Task instructions:
How many lines of these entries hold the string "окно"? Reply with the number alone.

Input rows:
* BEGIN *
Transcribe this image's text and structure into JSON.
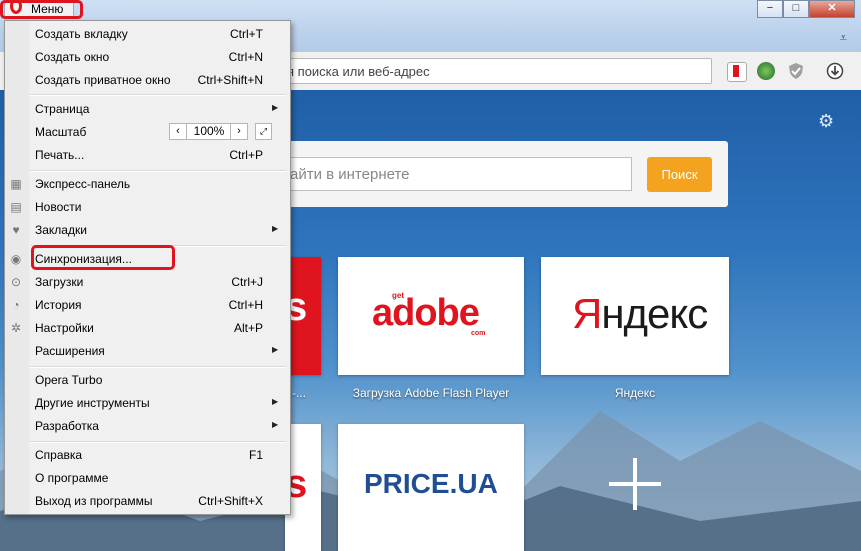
{
  "window": {
    "menu_label": "Меню",
    "controls": {
      "minimize": "−",
      "maximize": "□",
      "close": "✕"
    }
  },
  "address_bar": {
    "placeholder": "я поиска или веб-адрес"
  },
  "speed_dial": {
    "search_placeholder": "айти в интернете",
    "search_button": "Поиск",
    "tiles": [
      {
        "logo_get": "get",
        "logo_main": "adobe",
        "logo_com": "com",
        "label": "Загрузка Adobe Flash Player"
      },
      {
        "logo_first": "Я",
        "logo_rest": "ндекс",
        "label": "Яндекс"
      },
      {
        "logo": "PRICE.UA"
      }
    ],
    "partial_label": "l -...",
    "partial_logo_top": "s",
    "partial_logo_bottom": "s"
  },
  "menu": {
    "items": [
      {
        "label": "Создать вкладку",
        "shortcut": "Ctrl+T"
      },
      {
        "label": "Создать окно",
        "shortcut": "Ctrl+N"
      },
      {
        "label": "Создать приватное окно",
        "shortcut": "Ctrl+Shift+N"
      },
      {
        "label": "Страница"
      },
      {
        "label": "Масштаб",
        "zoom": "100%"
      },
      {
        "label": "Печать...",
        "shortcut": "Ctrl+P"
      },
      {
        "label": "Экспресс-панель"
      },
      {
        "label": "Новости"
      },
      {
        "label": "Закладки"
      },
      {
        "label": "Синхронизация..."
      },
      {
        "label": "Загрузки",
        "shortcut": "Ctrl+J"
      },
      {
        "label": "История",
        "shortcut": "Ctrl+H"
      },
      {
        "label": "Настройки",
        "shortcut": "Alt+P"
      },
      {
        "label": "Расширения"
      },
      {
        "label": "Opera Turbo"
      },
      {
        "label": "Другие инструменты"
      },
      {
        "label": "Разработка"
      },
      {
        "label": "Справка",
        "shortcut": "F1"
      },
      {
        "label": "О программе"
      },
      {
        "label": "Выход из программы",
        "shortcut": "Ctrl+Shift+X"
      }
    ],
    "zoom_decrease": "‹",
    "zoom_increase": "›"
  },
  "colors": {
    "highlight": "#e0141e",
    "search_button": "#f3a31d",
    "adobe": "#e0141e",
    "price": "#1f4e95"
  },
  "icons": [
    "opera-logo-icon",
    "gear-icon",
    "tabs-menu-icon",
    "speed-dial-icon",
    "news-icon",
    "heart-icon",
    "sync-icon",
    "download-icon",
    "history-icon",
    "settings-icon",
    "vpn-shield-icon",
    "globe-icon",
    "bookmark-icon"
  ]
}
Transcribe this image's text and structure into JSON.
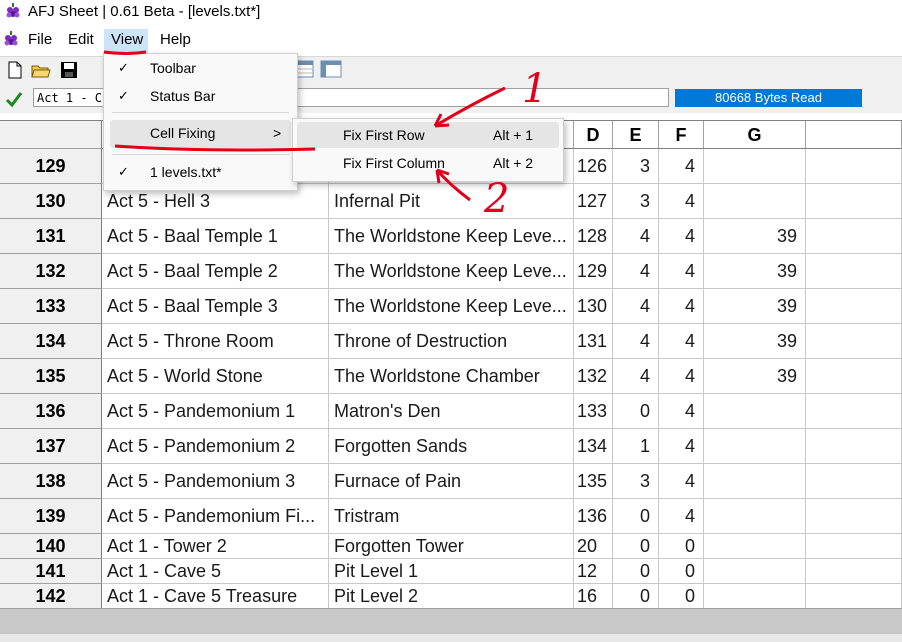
{
  "window": {
    "title": "AFJ Sheet | 0.61 Beta - [levels.txt*]"
  },
  "menubar": {
    "items": [
      "File",
      "Edit",
      "View",
      "Help"
    ]
  },
  "toolbar": {
    "buttons": [
      "new-file-icon",
      "open-folder-icon",
      "save-icon"
    ]
  },
  "formula": {
    "cell_value": "Act 1 - C",
    "status": "80668 Bytes Read"
  },
  "grid": {
    "columns": [
      "",
      "",
      "C",
      "D",
      "E",
      "F",
      "G"
    ],
    "rows": [
      {
        "id": "129",
        "a": "",
        "b": "",
        "c": "126",
        "d": "3",
        "e": "4",
        "f": ""
      },
      {
        "id": "130",
        "a": "Act 5 - Hell 3",
        "b": "Infernal Pit",
        "c": "127",
        "d": "3",
        "e": "4",
        "f": ""
      },
      {
        "id": "131",
        "a": "Act 5 - Baal Temple 1",
        "b": "The Worldstone Keep Leve...",
        "c": "128",
        "d": "4",
        "e": "4",
        "f": "39"
      },
      {
        "id": "132",
        "a": "Act 5 - Baal Temple 2",
        "b": "The Worldstone Keep Leve...",
        "c": "129",
        "d": "4",
        "e": "4",
        "f": "39"
      },
      {
        "id": "133",
        "a": "Act 5 - Baal Temple 3",
        "b": "The Worldstone Keep Leve...",
        "c": "130",
        "d": "4",
        "e": "4",
        "f": "39"
      },
      {
        "id": "134",
        "a": "Act 5 - Throne Room",
        "b": "Throne of Destruction",
        "c": "131",
        "d": "4",
        "e": "4",
        "f": "39"
      },
      {
        "id": "135",
        "a": "Act 5 - World Stone",
        "b": "The Worldstone Chamber",
        "c": "132",
        "d": "4",
        "e": "4",
        "f": "39"
      },
      {
        "id": "136",
        "a": "Act 5 - Pandemonium 1",
        "b": "Matron's Den",
        "c": "133",
        "d": "0",
        "e": "4",
        "f": ""
      },
      {
        "id": "137",
        "a": "Act 5 - Pandemonium 2",
        "b": "Forgotten Sands",
        "c": "134",
        "d": "1",
        "e": "4",
        "f": ""
      },
      {
        "id": "138",
        "a": "Act 5 - Pandemonium 3",
        "b": "Furnace of Pain",
        "c": "135",
        "d": "3",
        "e": "4",
        "f": ""
      },
      {
        "id": "139",
        "a": "Act 5 - Pandemonium Fi...",
        "b": "Tristram",
        "c": "136",
        "d": "0",
        "e": "4",
        "f": ""
      },
      {
        "id": "140",
        "a": "Act 1 - Tower 2",
        "b": "Forgotten Tower",
        "c": "20",
        "d": "0",
        "e": "0",
        "f": ""
      },
      {
        "id": "141",
        "a": "Act 1 - Cave 5",
        "b": "Pit Level 1",
        "c": "12",
        "d": "0",
        "e": "0",
        "f": ""
      },
      {
        "id": "142",
        "a": "Act 1 - Cave 5 Treasure",
        "b": "Pit Level 2",
        "c": "16",
        "d": "0",
        "e": "0",
        "f": ""
      }
    ]
  },
  "view_menu": {
    "items": [
      {
        "label": "Toolbar",
        "check": "✓"
      },
      {
        "label": "Status Bar",
        "check": "✓"
      },
      {
        "label": "Cell Fixing",
        "arrow": ">"
      },
      {
        "label": "1 levels.txt*",
        "check": "✓"
      }
    ]
  },
  "submenu": {
    "items": [
      {
        "label": "Fix First Row",
        "shortcut": "Alt + 1"
      },
      {
        "label": "Fix First Column",
        "shortcut": "Alt + 2"
      }
    ]
  },
  "annotations": {
    "one": "1",
    "two": "2"
  },
  "colors": {
    "accent": "#0078d7",
    "annotation": "#e0001a"
  }
}
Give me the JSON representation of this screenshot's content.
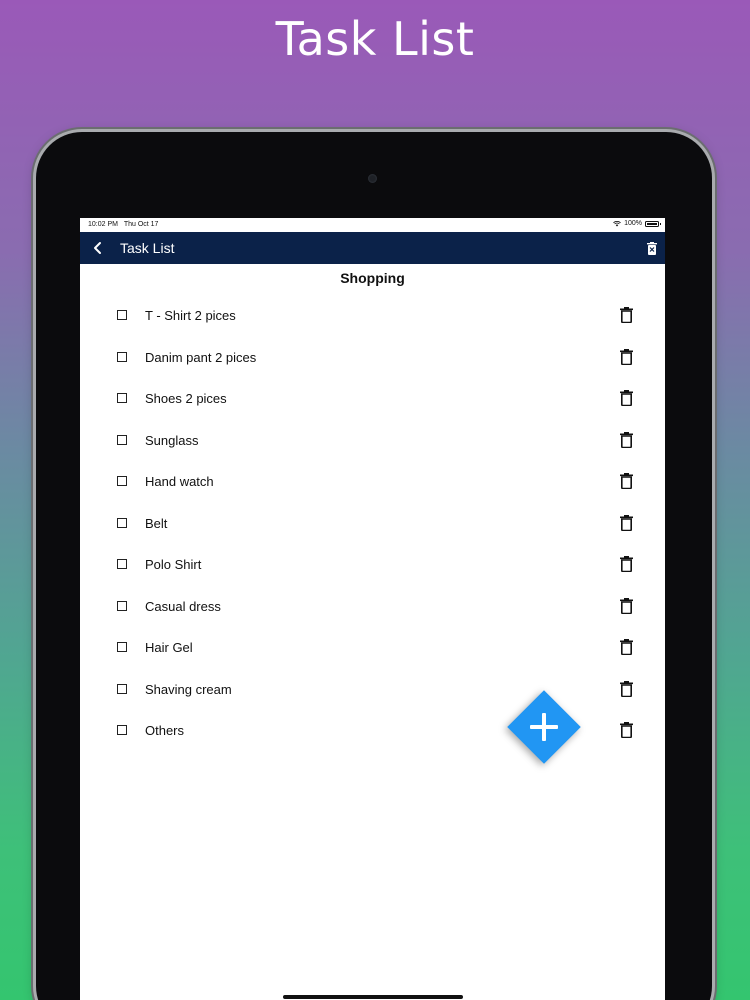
{
  "promo": {
    "title": "Task List"
  },
  "status_bar": {
    "time": "10:02 PM",
    "date": "Thu Oct 17",
    "battery": "100%",
    "battery_level": 1.0
  },
  "nav_bar": {
    "title": "Task List",
    "back_icon": "chevron-left-icon",
    "delete_all_icon": "trash-x-icon",
    "background_color": "#0b2249"
  },
  "list": {
    "title": "Shopping",
    "items": [
      {
        "label": "T - Shirt 2 pices",
        "checked": false
      },
      {
        "label": "Danim pant 2 pices",
        "checked": false
      },
      {
        "label": "Shoes 2 pices",
        "checked": false
      },
      {
        "label": "Sunglass",
        "checked": false
      },
      {
        "label": "Hand watch",
        "checked": false
      },
      {
        "label": "Belt",
        "checked": false
      },
      {
        "label": "Polo Shirt",
        "checked": false
      },
      {
        "label": "Casual dress",
        "checked": false
      },
      {
        "label": "Hair Gel",
        "checked": false
      },
      {
        "label": "Shaving cream",
        "checked": false
      },
      {
        "label": "Others",
        "checked": false
      }
    ],
    "item_delete_icon": "trash-icon"
  },
  "fab": {
    "icon": "plus-icon",
    "color": "#2196f3"
  }
}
* END *
The reply:
2